= Task objective =
Copy out every line that contains "label".

(Data excerpts)
##########

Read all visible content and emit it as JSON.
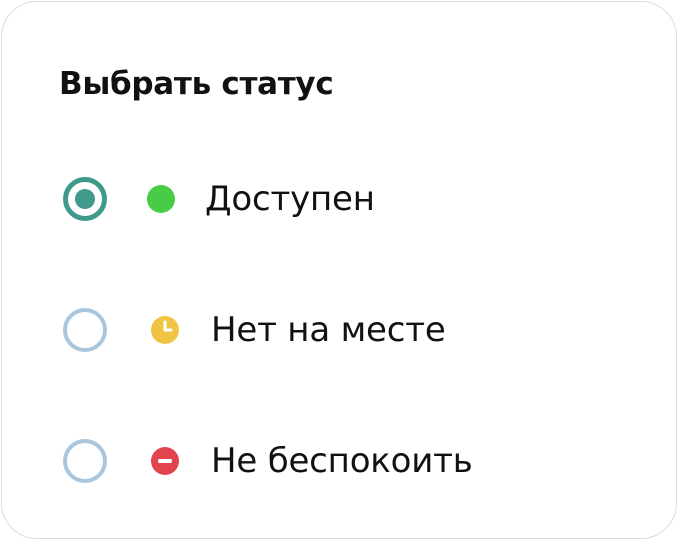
{
  "panel": {
    "title": "Выбрать статус"
  },
  "options": [
    {
      "label": "Доступен",
      "selected": true,
      "icon": "available-dot-icon",
      "icon_color": "#47cc47"
    },
    {
      "label": "Нет на месте",
      "selected": false,
      "icon": "clock-icon",
      "icon_color": "#f0c443"
    },
    {
      "label": "Не беспокоить",
      "selected": false,
      "icon": "do-not-disturb-icon",
      "icon_color": "#e0454f"
    }
  ],
  "colors": {
    "radio_selected": "#3f9a8c",
    "radio_unselected": "#a9c6dc"
  }
}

##########

= Finished answer =
      "label": "Доступен",
      "label": "Нет на месте",
      "label": "Не беспокоить",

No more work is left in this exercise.